Data entries
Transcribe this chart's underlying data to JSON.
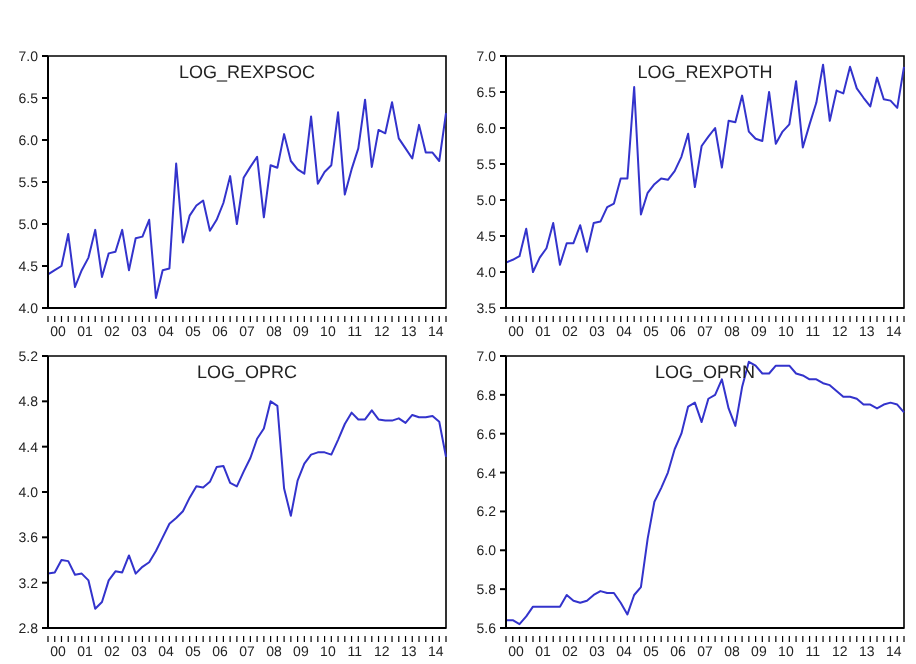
{
  "chart_data": [
    {
      "type": "line",
      "title": "LOG_REXPSOC",
      "categories": [
        null,
        "00",
        null,
        null,
        null,
        "01",
        null,
        null,
        null,
        "02",
        null,
        null,
        null,
        "03",
        null,
        null,
        null,
        "04",
        null,
        null,
        null,
        "05",
        null,
        null,
        null,
        "06",
        null,
        null,
        null,
        "07",
        null,
        null,
        null,
        "08",
        null,
        null,
        null,
        "09",
        null,
        null,
        null,
        "10",
        null,
        null,
        null,
        "11",
        null,
        null,
        null,
        "12",
        null,
        null,
        null,
        "13",
        null,
        null,
        null,
        "14",
        null,
        null
      ],
      "series": [
        {
          "color": "#3333cc",
          "values": [
            4.4,
            4.45,
            4.5,
            4.88,
            4.25,
            4.45,
            4.6,
            4.93,
            4.37,
            4.65,
            4.67,
            4.93,
            4.45,
            4.83,
            4.85,
            5.05,
            4.12,
            4.45,
            4.47,
            5.72,
            4.78,
            5.1,
            5.22,
            5.28,
            4.92,
            5.05,
            5.25,
            5.57,
            5.0,
            5.55,
            5.68,
            5.8,
            5.08,
            5.7,
            5.67,
            6.07,
            5.75,
            5.65,
            5.6,
            6.28,
            5.48,
            5.62,
            5.7,
            6.33,
            5.35,
            5.65,
            5.9,
            6.48,
            5.68,
            6.12,
            6.08,
            6.45,
            6.02,
            5.9,
            5.78,
            6.18,
            5.85,
            5.85,
            5.75,
            6.32
          ]
        }
      ],
      "ylim": [
        4.0,
        7.0
      ],
      "yticks": [
        {
          "value": 4,
          "label": "4.0"
        },
        4.5,
        {
          "value": 5,
          "label": "5.0"
        },
        5.5,
        {
          "value": 6,
          "label": "6.0"
        },
        6.5,
        {
          "value": 7,
          "label": "7.0"
        }
      ],
      "grid": false,
      "legend": false
    },
    {
      "type": "line",
      "title": "LOG_REXPOTH",
      "categories": [
        null,
        "00",
        null,
        null,
        null,
        "01",
        null,
        null,
        null,
        "02",
        null,
        null,
        null,
        "03",
        null,
        null,
        null,
        "04",
        null,
        null,
        null,
        "05",
        null,
        null,
        null,
        "06",
        null,
        null,
        null,
        "07",
        null,
        null,
        null,
        "08",
        null,
        null,
        null,
        "09",
        null,
        null,
        null,
        "10",
        null,
        null,
        null,
        "11",
        null,
        null,
        null,
        "12",
        null,
        null,
        null,
        "13",
        null,
        null,
        null,
        "14",
        null,
        null
      ],
      "series": [
        {
          "color": "#3333cc",
          "values": [
            4.13,
            4.17,
            4.22,
            4.6,
            4.0,
            4.2,
            4.33,
            4.68,
            4.1,
            4.4,
            4.4,
            4.65,
            4.28,
            4.68,
            4.7,
            4.9,
            4.95,
            5.3,
            5.3,
            6.57,
            4.8,
            5.1,
            5.22,
            5.3,
            5.28,
            5.4,
            5.6,
            5.92,
            5.18,
            5.75,
            5.88,
            6.0,
            5.45,
            6.1,
            6.08,
            6.45,
            5.95,
            5.85,
            5.82,
            6.5,
            5.78,
            5.95,
            6.05,
            6.65,
            5.73,
            6.05,
            6.35,
            6.88,
            6.1,
            6.52,
            6.48,
            6.85,
            6.55,
            6.42,
            6.3,
            6.7,
            6.4,
            6.38,
            6.28,
            6.85
          ]
        }
      ],
      "ylim": [
        3.5,
        7.0
      ],
      "yticks": [
        3.5,
        {
          "value": 4,
          "label": "4.0"
        },
        4.5,
        {
          "value": 5,
          "label": "5.0"
        },
        5.5,
        {
          "value": 6,
          "label": "6.0"
        },
        6.5,
        {
          "value": 7,
          "label": "7.0"
        }
      ],
      "grid": false,
      "legend": false
    },
    {
      "type": "line",
      "title": "LOG_OPRC",
      "categories": [
        null,
        "00",
        null,
        null,
        null,
        "01",
        null,
        null,
        null,
        "02",
        null,
        null,
        null,
        "03",
        null,
        null,
        null,
        "04",
        null,
        null,
        null,
        "05",
        null,
        null,
        null,
        "06",
        null,
        null,
        null,
        "07",
        null,
        null,
        null,
        "08",
        null,
        null,
        null,
        "09",
        null,
        null,
        null,
        "10",
        null,
        null,
        null,
        "11",
        null,
        null,
        null,
        "12",
        null,
        null,
        null,
        "13",
        null,
        null,
        null,
        "14",
        null,
        null
      ],
      "series": [
        {
          "color": "#3333cc",
          "values": [
            3.28,
            3.29,
            3.4,
            3.39,
            3.27,
            3.28,
            3.22,
            2.97,
            3.03,
            3.22,
            3.3,
            3.29,
            3.44,
            3.28,
            3.34,
            3.38,
            3.48,
            3.6,
            3.72,
            3.77,
            3.83,
            3.95,
            4.05,
            4.04,
            4.09,
            4.22,
            4.23,
            4.08,
            4.05,
            4.18,
            4.3,
            4.47,
            4.56,
            4.8,
            4.76,
            4.03,
            3.79,
            4.1,
            4.25,
            4.33,
            4.35,
            4.35,
            4.33,
            4.46,
            4.6,
            4.7,
            4.64,
            4.64,
            4.72,
            4.64,
            4.63,
            4.63,
            4.65,
            4.61,
            4.68,
            4.66,
            4.66,
            4.67,
            4.62,
            4.31
          ]
        }
      ],
      "ylim": [
        2.8,
        5.2
      ],
      "yticks": [
        2.8,
        3.2,
        3.6,
        {
          "value": 4,
          "label": "4.0"
        },
        4.4,
        4.8,
        5.2
      ],
      "grid": false,
      "legend": false
    },
    {
      "type": "line",
      "title": "LOG_OPRN",
      "categories": [
        null,
        "00",
        null,
        null,
        null,
        "01",
        null,
        null,
        null,
        "02",
        null,
        null,
        null,
        "03",
        null,
        null,
        null,
        "04",
        null,
        null,
        null,
        "05",
        null,
        null,
        null,
        "06",
        null,
        null,
        null,
        "07",
        null,
        null,
        null,
        "08",
        null,
        null,
        null,
        "09",
        null,
        null,
        null,
        "10",
        null,
        null,
        null,
        "11",
        null,
        null,
        null,
        "12",
        null,
        null,
        null,
        "13",
        null,
        null,
        null,
        "14",
        null,
        null
      ],
      "series": [
        {
          "color": "#3333cc",
          "values": [
            5.64,
            5.64,
            5.62,
            5.66,
            5.71,
            5.71,
            5.71,
            5.71,
            5.71,
            5.77,
            5.74,
            5.73,
            5.74,
            5.77,
            5.79,
            5.78,
            5.78,
            5.73,
            5.67,
            5.77,
            5.81,
            6.06,
            6.25,
            6.32,
            6.4,
            6.52,
            6.6,
            6.74,
            6.76,
            6.66,
            6.78,
            6.8,
            6.88,
            6.73,
            6.64,
            6.84,
            6.97,
            6.95,
            6.91,
            6.91,
            6.95,
            6.95,
            6.95,
            6.91,
            6.9,
            6.88,
            6.88,
            6.86,
            6.85,
            6.82,
            6.79,
            6.79,
            6.78,
            6.75,
            6.75,
            6.73,
            6.75,
            6.76,
            6.75,
            6.71
          ]
        }
      ],
      "ylim": [
        5.6,
        7.0
      ],
      "yticks": [
        5.6,
        5.8,
        {
          "value": 6,
          "label": "6.0"
        },
        6.2,
        6.4,
        6.6,
        6.8,
        {
          "value": 7,
          "label": "7.0"
        }
      ],
      "grid": false,
      "legend": false
    }
  ]
}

Aim
Reproduce the full material exactly, excluding the pictures.

Expected output
Transcribe this chart's underlying data to JSON.
{
  "chart_data": [
    {
      "type": "line",
      "title": "LOG_REXPSOC",
      "categories": [
        null,
        "00",
        null,
        null,
        null,
        "01",
        null,
        null,
        null,
        "02",
        null,
        null,
        null,
        "03",
        null,
        null,
        null,
        "04",
        null,
        null,
        null,
        "05",
        null,
        null,
        null,
        "06",
        null,
        null,
        null,
        "07",
        null,
        null,
        null,
        "08",
        null,
        null,
        null,
        "09",
        null,
        null,
        null,
        "10",
        null,
        null,
        null,
        "11",
        null,
        null,
        null,
        "12",
        null,
        null,
        null,
        "13",
        null,
        null,
        null,
        "14",
        null,
        null
      ],
      "series": [
        {
          "color": "#3333cc",
          "values": [
            4.4,
            4.45,
            4.5,
            4.88,
            4.25,
            4.45,
            4.6,
            4.93,
            4.37,
            4.65,
            4.67,
            4.93,
            4.45,
            4.83,
            4.85,
            5.05,
            4.12,
            4.45,
            4.47,
            5.72,
            4.78,
            5.1,
            5.22,
            5.28,
            4.92,
            5.05,
            5.25,
            5.57,
            5.0,
            5.55,
            5.68,
            5.8,
            5.08,
            5.7,
            5.67,
            6.07,
            5.75,
            5.65,
            5.6,
            6.28,
            5.48,
            5.62,
            5.7,
            6.33,
            5.35,
            5.65,
            5.9,
            6.48,
            5.68,
            6.12,
            6.08,
            6.45,
            6.02,
            5.9,
            5.78,
            6.18,
            5.85,
            5.85,
            5.75,
            6.32
          ]
        }
      ],
      "ylim": [
        4.0,
        7.0
      ],
      "yticks": [
        {
          "value": 4,
          "label": "4.0"
        },
        4.5,
        {
          "value": 5,
          "label": "5.0"
        },
        5.5,
        {
          "value": 6,
          "label": "6.0"
        },
        6.5,
        {
          "value": 7,
          "label": "7.0"
        }
      ],
      "grid": false,
      "legend": false
    },
    {
      "type": "line",
      "title": "LOG_REXPOTH",
      "categories": [
        null,
        "00",
        null,
        null,
        null,
        "01",
        null,
        null,
        null,
        "02",
        null,
        null,
        null,
        "03",
        null,
        null,
        null,
        "04",
        null,
        null,
        null,
        "05",
        null,
        null,
        null,
        "06",
        null,
        null,
        null,
        "07",
        null,
        null,
        null,
        "08",
        null,
        null,
        null,
        "09",
        null,
        null,
        null,
        "10",
        null,
        null,
        null,
        "11",
        null,
        null,
        null,
        "12",
        null,
        null,
        null,
        "13",
        null,
        null,
        null,
        "14",
        null,
        null
      ],
      "series": [
        {
          "color": "#3333cc",
          "values": [
            4.13,
            4.17,
            4.22,
            4.6,
            4.0,
            4.2,
            4.33,
            4.68,
            4.1,
            4.4,
            4.4,
            4.65,
            4.28,
            4.68,
            4.7,
            4.9,
            4.95,
            5.3,
            5.3,
            6.57,
            4.8,
            5.1,
            5.22,
            5.3,
            5.28,
            5.4,
            5.6,
            5.92,
            5.18,
            5.75,
            5.88,
            6.0,
            5.45,
            6.1,
            6.08,
            6.45,
            5.95,
            5.85,
            5.82,
            6.5,
            5.78,
            5.95,
            6.05,
            6.65,
            5.73,
            6.05,
            6.35,
            6.88,
            6.1,
            6.52,
            6.48,
            6.85,
            6.55,
            6.42,
            6.3,
            6.7,
            6.4,
            6.38,
            6.28,
            6.85
          ]
        }
      ],
      "ylim": [
        3.5,
        7.0
      ],
      "yticks": [
        3.5,
        {
          "value": 4,
          "label": "4.0"
        },
        4.5,
        {
          "value": 5,
          "label": "5.0"
        },
        5.5,
        {
          "value": 6,
          "label": "6.0"
        },
        6.5,
        {
          "value": 7,
          "label": "7.0"
        }
      ],
      "grid": false,
      "legend": false
    },
    {
      "type": "line",
      "title": "LOG_OPRC",
      "categories": [
        null,
        "00",
        null,
        null,
        null,
        "01",
        null,
        null,
        null,
        "02",
        null,
        null,
        null,
        "03",
        null,
        null,
        null,
        "04",
        null,
        null,
        null,
        "05",
        null,
        null,
        null,
        "06",
        null,
        null,
        null,
        "07",
        null,
        null,
        null,
        "08",
        null,
        null,
        null,
        "09",
        null,
        null,
        null,
        "10",
        null,
        null,
        null,
        "11",
        null,
        null,
        null,
        "12",
        null,
        null,
        null,
        "13",
        null,
        null,
        null,
        "14",
        null,
        null
      ],
      "series": [
        {
          "color": "#3333cc",
          "values": [
            3.28,
            3.29,
            3.4,
            3.39,
            3.27,
            3.28,
            3.22,
            2.97,
            3.03,
            3.22,
            3.3,
            3.29,
            3.44,
            3.28,
            3.34,
            3.38,
            3.48,
            3.6,
            3.72,
            3.77,
            3.83,
            3.95,
            4.05,
            4.04,
            4.09,
            4.22,
            4.23,
            4.08,
            4.05,
            4.18,
            4.3,
            4.47,
            4.56,
            4.8,
            4.76,
            4.03,
            3.79,
            4.1,
            4.25,
            4.33,
            4.35,
            4.35,
            4.33,
            4.46,
            4.6,
            4.7,
            4.64,
            4.64,
            4.72,
            4.64,
            4.63,
            4.63,
            4.65,
            4.61,
            4.68,
            4.66,
            4.66,
            4.67,
            4.62,
            4.31
          ]
        }
      ],
      "ylim": [
        2.8,
        5.2
      ],
      "yticks": [
        2.8,
        3.2,
        3.6,
        {
          "value": 4,
          "label": "4.0"
        },
        4.4,
        4.8,
        5.2
      ],
      "grid": false,
      "legend": false
    },
    {
      "type": "line",
      "title": "LOG_OPRN",
      "categories": [
        null,
        "00",
        null,
        null,
        null,
        "01",
        null,
        null,
        null,
        "02",
        null,
        null,
        null,
        "03",
        null,
        null,
        null,
        "04",
        null,
        null,
        null,
        "05",
        null,
        null,
        null,
        "06",
        null,
        null,
        null,
        "07",
        null,
        null,
        null,
        "08",
        null,
        null,
        null,
        "09",
        null,
        null,
        null,
        "10",
        null,
        null,
        null,
        "11",
        null,
        null,
        null,
        "12",
        null,
        null,
        null,
        "13",
        null,
        null,
        null,
        "14",
        null,
        null
      ],
      "series": [
        {
          "color": "#3333cc",
          "values": [
            5.64,
            5.64,
            5.62,
            5.66,
            5.71,
            5.71,
            5.71,
            5.71,
            5.71,
            5.77,
            5.74,
            5.73,
            5.74,
            5.77,
            5.79,
            5.78,
            5.78,
            5.73,
            5.67,
            5.77,
            5.81,
            6.06,
            6.25,
            6.32,
            6.4,
            6.52,
            6.6,
            6.74,
            6.76,
            6.66,
            6.78,
            6.8,
            6.88,
            6.73,
            6.64,
            6.84,
            6.97,
            6.95,
            6.91,
            6.91,
            6.95,
            6.95,
            6.95,
            6.91,
            6.9,
            6.88,
            6.88,
            6.86,
            6.85,
            6.82,
            6.79,
            6.79,
            6.78,
            6.75,
            6.75,
            6.73,
            6.75,
            6.76,
            6.75,
            6.71
          ]
        }
      ],
      "ylim": [
        5.6,
        7.0
      ],
      "yticks": [
        5.6,
        5.8,
        {
          "value": 6,
          "label": "6.0"
        },
        6.2,
        6.4,
        6.6,
        6.8,
        {
          "value": 7,
          "label": "7.0"
        }
      ],
      "grid": false,
      "legend": false
    }
  ]
}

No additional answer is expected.